** begin MATERIAL FOR THE TASK **

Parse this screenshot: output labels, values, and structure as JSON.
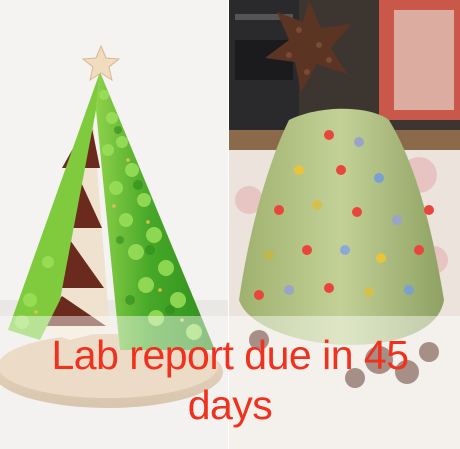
{
  "meme": {
    "caption": "Lab report due in 45 days"
  },
  "colors": {
    "caption_text": "#f0311d",
    "expectation_frosting": "#4fb22c",
    "reality_frosting": "#b9c98d",
    "cake_sponge": "#6b2a1e",
    "star_topper": "#f2dcc0",
    "reality_star": "#5b3424"
  },
  "panels": {
    "left": {
      "subject": "tree-cake-expectation-image"
    },
    "right": {
      "subject": "tree-cake-reality-image"
    }
  }
}
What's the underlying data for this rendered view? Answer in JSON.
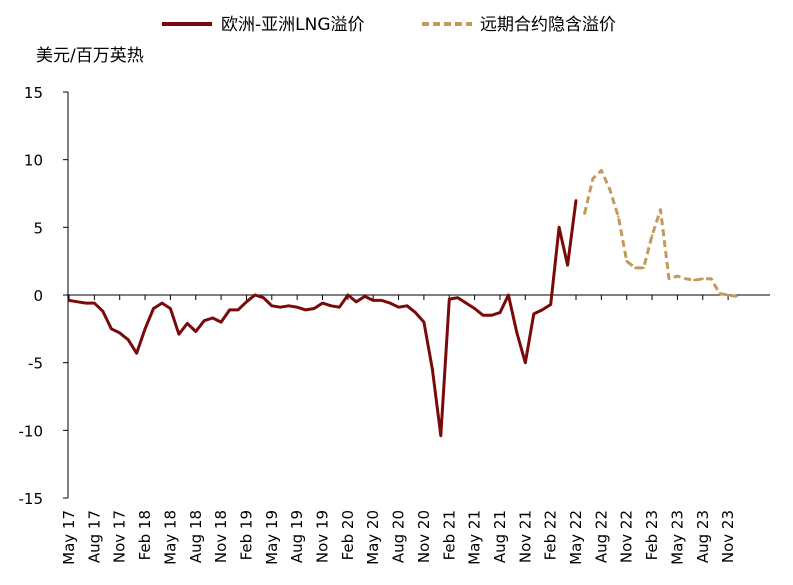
{
  "chart_data": {
    "type": "line",
    "ylabel": "美元/百万英热",
    "ylim": [
      -15,
      15
    ],
    "yticks": [
      15,
      10,
      5,
      0,
      -5,
      -10,
      -15
    ],
    "grid": false,
    "legend_position": "top",
    "x_tick_labels": [
      "May 17",
      "Aug 17",
      "Nov 17",
      "Feb 18",
      "May 18",
      "Aug 18",
      "Nov 18",
      "Feb 19",
      "May 19",
      "Aug 19",
      "Nov 19",
      "Feb 20",
      "May 20",
      "Aug 20",
      "Nov 20",
      "Feb 21",
      "May 21",
      "Aug 21",
      "Nov 21",
      "Feb 22",
      "May 22",
      "Aug 22",
      "Nov 22",
      "Feb 23",
      "May 23",
      "Aug 23",
      "Nov 23"
    ],
    "x_start": "2017-05",
    "series": [
      {
        "name": "欧洲-亚洲LNG溢价",
        "color": "#7a0a0a",
        "style": "solid",
        "x": [
          "2017-05",
          "2017-06",
          "2017-07",
          "2017-08",
          "2017-09",
          "2017-10",
          "2017-11",
          "2017-12",
          "2018-01",
          "2018-02",
          "2018-03",
          "2018-04",
          "2018-05",
          "2018-06",
          "2018-07",
          "2018-08",
          "2018-09",
          "2018-10",
          "2018-11",
          "2018-12",
          "2019-01",
          "2019-02",
          "2019-03",
          "2019-04",
          "2019-05",
          "2019-06",
          "2019-07",
          "2019-08",
          "2019-09",
          "2019-10",
          "2019-11",
          "2019-12",
          "2020-01",
          "2020-02",
          "2020-03",
          "2020-04",
          "2020-05",
          "2020-06",
          "2020-07",
          "2020-08",
          "2020-09",
          "2020-10",
          "2020-11",
          "2020-12",
          "2021-01",
          "2021-02",
          "2021-03",
          "2021-04",
          "2021-05",
          "2021-06",
          "2021-07",
          "2021-08",
          "2021-09",
          "2021-10",
          "2021-11",
          "2021-12",
          "2022-01",
          "2022-02",
          "2022-03",
          "2022-04",
          "2022-05"
        ],
        "values": [
          -0.4,
          -0.5,
          -0.6,
          -0.6,
          -1.2,
          -2.5,
          -2.8,
          -3.3,
          -4.3,
          -2.5,
          -1.0,
          -0.6,
          -1.0,
          -2.9,
          -2.1,
          -2.7,
          -1.9,
          -1.7,
          -2.0,
          -1.1,
          -1.1,
          -0.5,
          0.0,
          -0.2,
          -0.8,
          -0.9,
          -0.8,
          -0.9,
          -1.1,
          -1.0,
          -0.6,
          -0.8,
          -0.9,
          0.0,
          -0.5,
          -0.1,
          -0.4,
          -0.4,
          -0.6,
          -0.9,
          -0.8,
          -1.3,
          -2.0,
          -5.5,
          -10.4,
          -0.3,
          -0.2,
          -0.6,
          -1.0,
          -1.5,
          -1.5,
          -1.3,
          0.0,
          -2.8,
          -5.0,
          -1.4,
          -1.1,
          -0.7,
          5.0,
          2.2,
          7.0
        ]
      },
      {
        "name": "远期合约隐含溢价",
        "color": "#c49a5a",
        "style": "dashed",
        "x": [
          "2022-06",
          "2022-07",
          "2022-08",
          "2022-09",
          "2022-10",
          "2022-11",
          "2022-12",
          "2023-01",
          "2023-02",
          "2023-03",
          "2023-04",
          "2023-05",
          "2023-06",
          "2023-07",
          "2023-08",
          "2023-09",
          "2023-10",
          "2023-11",
          "2023-12"
        ],
        "values": [
          6.0,
          8.6,
          9.2,
          7.8,
          5.8,
          2.5,
          2.0,
          2.0,
          4.4,
          6.3,
          1.2,
          1.4,
          1.2,
          1.1,
          1.2,
          1.2,
          0.1,
          0.0,
          -0.1
        ]
      }
    ]
  }
}
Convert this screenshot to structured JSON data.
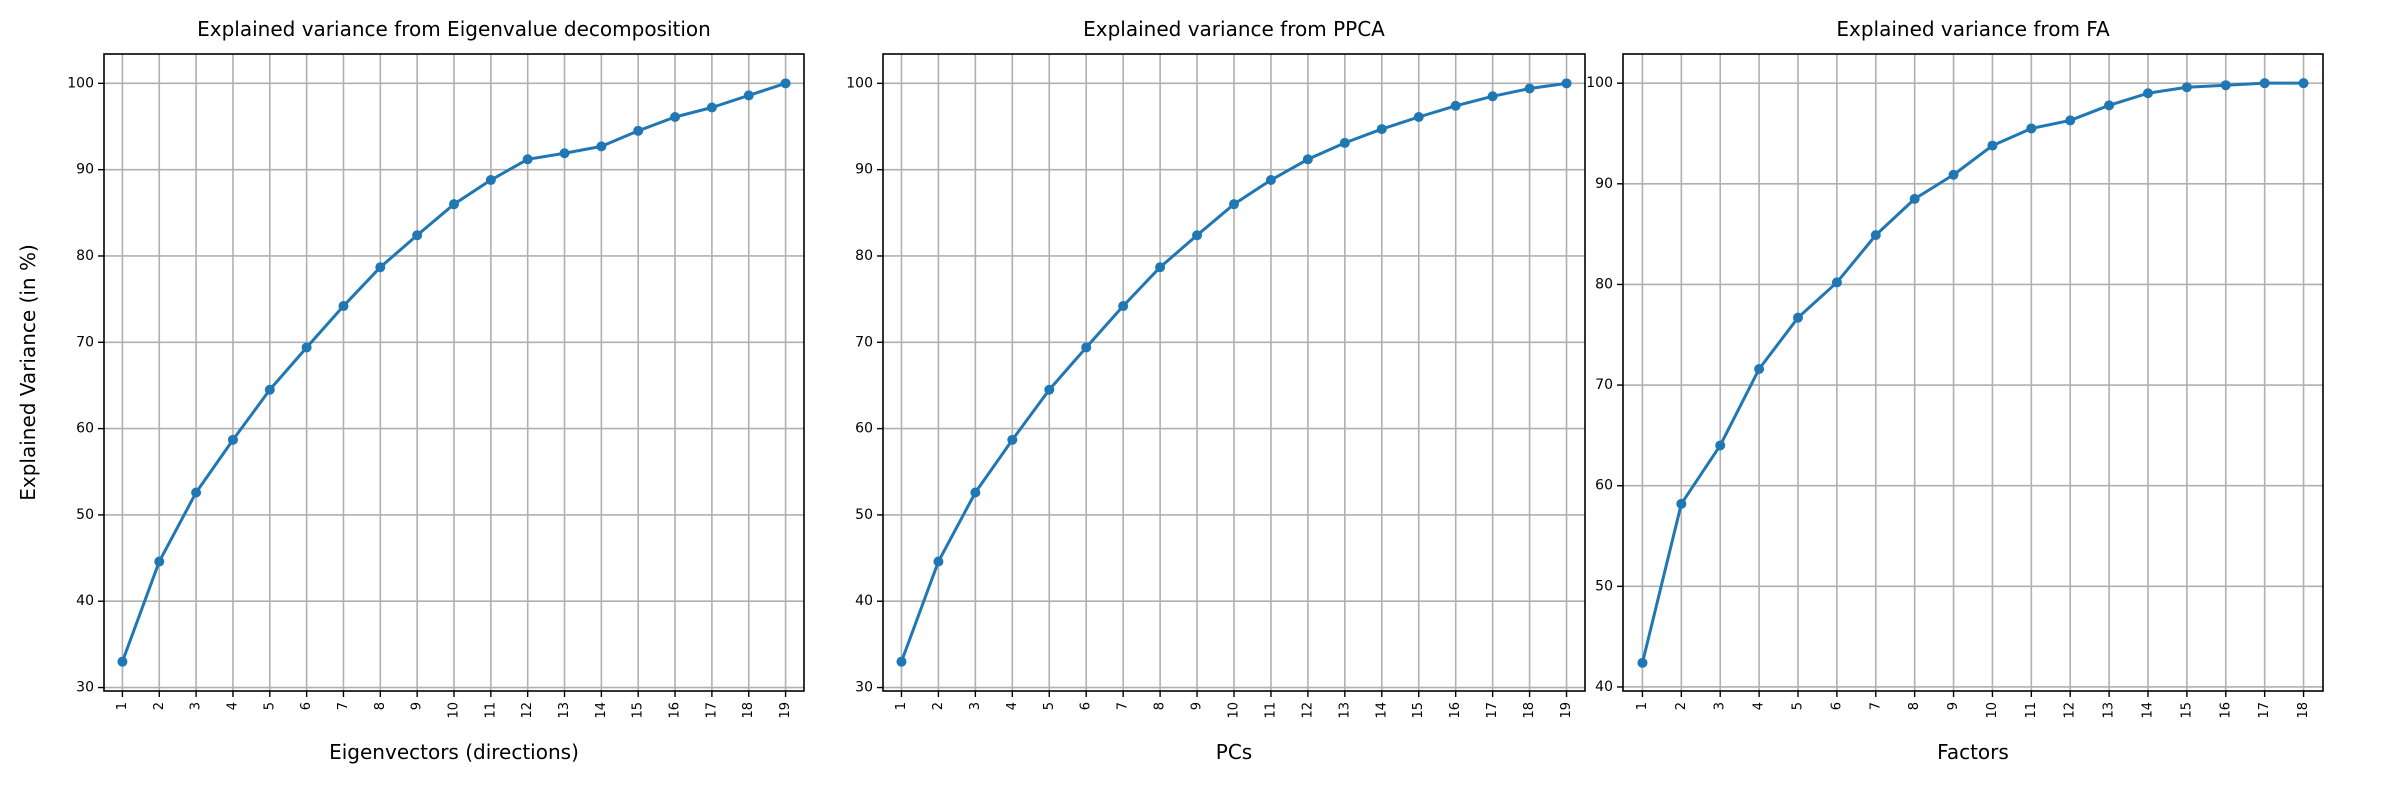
{
  "chart_data": [
    {
      "type": "line",
      "title": "Explained variance from Eigenvalue decomposition",
      "xlabel": "Eigenvectors (directions)",
      "ylabel": "Explained Variance (in %)",
      "categories": [
        "1",
        "2",
        "3",
        "4",
        "5",
        "6",
        "7",
        "8",
        "9",
        "10",
        "11",
        "12",
        "13",
        "14",
        "15",
        "16",
        "17",
        "18",
        "19"
      ],
      "x": [
        1,
        2,
        3,
        4,
        5,
        6,
        7,
        8,
        9,
        10,
        11,
        12,
        13,
        14,
        15,
        16,
        17,
        18,
        19
      ],
      "y": [
        33.0,
        44.6,
        52.6,
        58.7,
        64.5,
        69.4,
        74.2,
        78.7,
        82.4,
        86.0,
        88.8,
        91.2,
        91.9,
        92.7,
        94.5,
        96.1,
        97.2,
        98.6,
        100.0
      ],
      "yticks": [
        30,
        40,
        50,
        60,
        70,
        80,
        90,
        100
      ],
      "ylim": [
        29.6,
        103.4
      ],
      "grid": true,
      "color": "#1f77b4"
    },
    {
      "type": "line",
      "title": "Explained variance from PPCA",
      "xlabel": "PCs",
      "ylabel": "",
      "categories": [
        "1",
        "2",
        "3",
        "4",
        "5",
        "6",
        "7",
        "8",
        "9",
        "10",
        "11",
        "12",
        "13",
        "14",
        "15",
        "16",
        "17",
        "18",
        "19"
      ],
      "x": [
        1,
        2,
        3,
        4,
        5,
        6,
        7,
        8,
        9,
        10,
        11,
        12,
        13,
        14,
        15,
        16,
        17,
        18,
        19
      ],
      "y": [
        33.0,
        44.6,
        52.6,
        58.7,
        64.5,
        69.4,
        74.2,
        78.7,
        82.4,
        86.0,
        88.8,
        91.2,
        93.1,
        94.7,
        96.1,
        97.4,
        98.5,
        99.4,
        100.0
      ],
      "yticks": [
        30,
        40,
        50,
        60,
        70,
        80,
        90,
        100
      ],
      "ylim": [
        29.6,
        103.4
      ],
      "grid": true,
      "color": "#1f77b4"
    },
    {
      "type": "line",
      "title": "Explained variance from FA",
      "xlabel": "Factors",
      "ylabel": "",
      "categories": [
        "1",
        "2",
        "3",
        "4",
        "5",
        "6",
        "7",
        "8",
        "9",
        "10",
        "11",
        "12",
        "13",
        "14",
        "15",
        "16",
        "17",
        "18"
      ],
      "x": [
        1,
        2,
        3,
        4,
        5,
        6,
        7,
        8,
        9,
        10,
        11,
        12,
        13,
        14,
        15,
        16,
        17,
        18
      ],
      "y": [
        42.4,
        58.2,
        64.0,
        71.6,
        76.7,
        80.2,
        84.9,
        88.5,
        90.9,
        93.8,
        95.5,
        96.3,
        97.8,
        99.0,
        99.6,
        99.8,
        100.0,
        100.0
      ],
      "yticks": [
        40,
        50,
        60,
        70,
        80,
        90,
        100
      ],
      "ylim": [
        39.6,
        102.9
      ],
      "grid": true,
      "color": "#1f77b4"
    }
  ]
}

** end MATERIAL FOR THE TASK **

● WRITTEN INSTRUCTION
Reproduce the entries exactly. Do not carry over any picture.

● PROBLEM SOLUTION
Parse this screenshot: output labels, values, and structure as JSON.
{
  "meme": {
    "caption": "Lab report due in 45 days"
  },
  "colors": {
    "caption_text": "#f0311d",
    "expectation_frosting": "#4fb22c",
    "reality_frosting": "#b9c98d",
    "cake_sponge": "#6b2a1e",
    "star_topper": "#f2dcc0",
    "reality_star": "#5b3424"
  },
  "panels": {
    "left": {
      "subject": "tree-cake-expectation-image"
    },
    "right": {
      "subject": "tree-cake-reality-image"
    }
  }
}
What's the underlying data for this rendered view? Answer in JSON.
{
  "chart_data": {
    "type": "line",
    "ylabel": "美元/百万英热",
    "ylim": [
      -15,
      15
    ],
    "yticks": [
      15,
      10,
      5,
      0,
      -5,
      -10,
      -15
    ],
    "grid": false,
    "legend_position": "top",
    "x_tick_labels": [
      "May 17",
      "Aug 17",
      "Nov 17",
      "Feb 18",
      "May 18",
      "Aug 18",
      "Nov 18",
      "Feb 19",
      "May 19",
      "Aug 19",
      "Nov 19",
      "Feb 20",
      "May 20",
      "Aug 20",
      "Nov 20",
      "Feb 21",
      "May 21",
      "Aug 21",
      "Nov 21",
      "Feb 22",
      "May 22",
      "Aug 22",
      "Nov 22",
      "Feb 23",
      "May 23",
      "Aug 23",
      "Nov 23"
    ],
    "x_start": "2017-05",
    "series": [
      {
        "name": "欧洲-亚洲LNG溢价",
        "color": "#7a0a0a",
        "style": "solid",
        "x": [
          "2017-05",
          "2017-06",
          "2017-07",
          "2017-08",
          "2017-09",
          "2017-10",
          "2017-11",
          "2017-12",
          "2018-01",
          "2018-02",
          "2018-03",
          "2018-04",
          "2018-05",
          "2018-06",
          "2018-07",
          "2018-08",
          "2018-09",
          "2018-10",
          "2018-11",
          "2018-12",
          "2019-01",
          "2019-02",
          "2019-03",
          "2019-04",
          "2019-05",
          "2019-06",
          "2019-07",
          "2019-08",
          "2019-09",
          "2019-10",
          "2019-11",
          "2019-12",
          "2020-01",
          "2020-02",
          "2020-03",
          "2020-04",
          "2020-05",
          "2020-06",
          "2020-07",
          "2020-08",
          "2020-09",
          "2020-10",
          "2020-11",
          "2020-12",
          "2021-01",
          "2021-02",
          "2021-03",
          "2021-04",
          "2021-05",
          "2021-06",
          "2021-07",
          "2021-08",
          "2021-09",
          "2021-10",
          "2021-11",
          "2021-12",
          "2022-01",
          "2022-02",
          "2022-03",
          "2022-04",
          "2022-05"
        ],
        "values": [
          -0.4,
          -0.5,
          -0.6,
          -0.6,
          -1.2,
          -2.5,
          -2.8,
          -3.3,
          -4.3,
          -2.5,
          -1.0,
          -0.6,
          -1.0,
          -2.9,
          -2.1,
          -2.7,
          -1.9,
          -1.7,
          -2.0,
          -1.1,
          -1.1,
          -0.5,
          0.0,
          -0.2,
          -0.8,
          -0.9,
          -0.8,
          -0.9,
          -1.1,
          -1.0,
          -0.6,
          -0.8,
          -0.9,
          0.0,
          -0.5,
          -0.1,
          -0.4,
          -0.4,
          -0.6,
          -0.9,
          -0.8,
          -1.3,
          -2.0,
          -5.5,
          -10.4,
          -0.3,
          -0.2,
          -0.6,
          -1.0,
          -1.5,
          -1.5,
          -1.3,
          0.0,
          -2.8,
          -5.0,
          -1.4,
          -1.1,
          -0.7,
          5.0,
          2.2,
          7.0
        ]
      },
      {
        "name": "远期合约隐含溢价",
        "color": "#c49a5a",
        "style": "dashed",
        "x": [
          "2022-06",
          "2022-07",
          "2022-08",
          "2022-09",
          "2022-10",
          "2022-11",
          "2022-12",
          "2023-01",
          "2023-02",
          "2023-03",
          "2023-04",
          "2023-05",
          "2023-06",
          "2023-07",
          "2023-08",
          "2023-09",
          "2023-10",
          "2023-11",
          "2023-12"
        ],
        "values": [
          6.0,
          8.6,
          9.2,
          7.8,
          5.8,
          2.5,
          2.0,
          2.0,
          4.4,
          6.3,
          1.2,
          1.4,
          1.2,
          1.1,
          1.2,
          1.2,
          0.1,
          0.0,
          -0.1
        ]
      }
    ]
  }
}
Convert this screenshot to structured JSON data.
{
  "chart_data": [
    {
      "type": "line",
      "title": "Explained variance from Eigenvalue decomposition",
      "xlabel": "Eigenvectors (directions)",
      "ylabel": "Explained Variance (in %)",
      "categories": [
        "1",
        "2",
        "3",
        "4",
        "5",
        "6",
        "7",
        "8",
        "9",
        "10",
        "11",
        "12",
        "13",
        "14",
        "15",
        "16",
        "17",
        "18",
        "19"
      ],
      "x": [
        1,
        2,
        3,
        4,
        5,
        6,
        7,
        8,
        9,
        10,
        11,
        12,
        13,
        14,
        15,
        16,
        17,
        18,
        19
      ],
      "y": [
        33.0,
        44.6,
        52.6,
        58.7,
        64.5,
        69.4,
        74.2,
        78.7,
        82.4,
        86.0,
        88.8,
        91.2,
        91.9,
        92.7,
        94.5,
        96.1,
        97.2,
        98.6,
        100.0
      ],
      "yticks": [
        30,
        40,
        50,
        60,
        70,
        80,
        90,
        100
      ],
      "ylim": [
        29.6,
        103.4
      ],
      "grid": true,
      "color": "#1f77b4"
    },
    {
      "type": "line",
      "title": "Explained variance from PPCA",
      "xlabel": "PCs",
      "ylabel": "",
      "categories": [
        "1",
        "2",
        "3",
        "4",
        "5",
        "6",
        "7",
        "8",
        "9",
        "10",
        "11",
        "12",
        "13",
        "14",
        "15",
        "16",
        "17",
        "18",
        "19"
      ],
      "x": [
        1,
        2,
        3,
        4,
        5,
        6,
        7,
        8,
        9,
        10,
        11,
        12,
        13,
        14,
        15,
        16,
        17,
        18,
        19
      ],
      "y": [
        33.0,
        44.6,
        52.6,
        58.7,
        64.5,
        69.4,
        74.2,
        78.7,
        82.4,
        86.0,
        88.8,
        91.2,
        93.1,
        94.7,
        96.1,
        97.4,
        98.5,
        99.4,
        100.0
      ],
      "yticks": [
        30,
        40,
        50,
        60,
        70,
        80,
        90,
        100
      ],
      "ylim": [
        29.6,
        103.4
      ],
      "grid": true,
      "color": "#1f77b4"
    },
    {
      "type": "line",
      "title": "Explained variance from FA",
      "xlabel": "Factors",
      "ylabel": "",
      "categories": [
        "1",
        "2",
        "3",
        "4",
        "5",
        "6",
        "7",
        "8",
        "9",
        "10",
        "11",
        "12",
        "13",
        "14",
        "15",
        "16",
        "17",
        "18"
      ],
      "x": [
        1,
        2,
        3,
        4,
        5,
        6,
        7,
        8,
        9,
        10,
        11,
        12,
        13,
        14,
        15,
        16,
        17,
        18
      ],
      "y": [
        42.4,
        58.2,
        64.0,
        71.6,
        76.7,
        80.2,
        84.9,
        88.5,
        90.9,
        93.8,
        95.5,
        96.3,
        97.8,
        99.0,
        99.6,
        99.8,
        100.0,
        100.0
      ],
      "yticks": [
        40,
        50,
        60,
        70,
        80,
        90,
        100
      ],
      "ylim": [
        39.6,
        102.9
      ],
      "grid": true,
      "color": "#1f77b4"
    }
  ]
}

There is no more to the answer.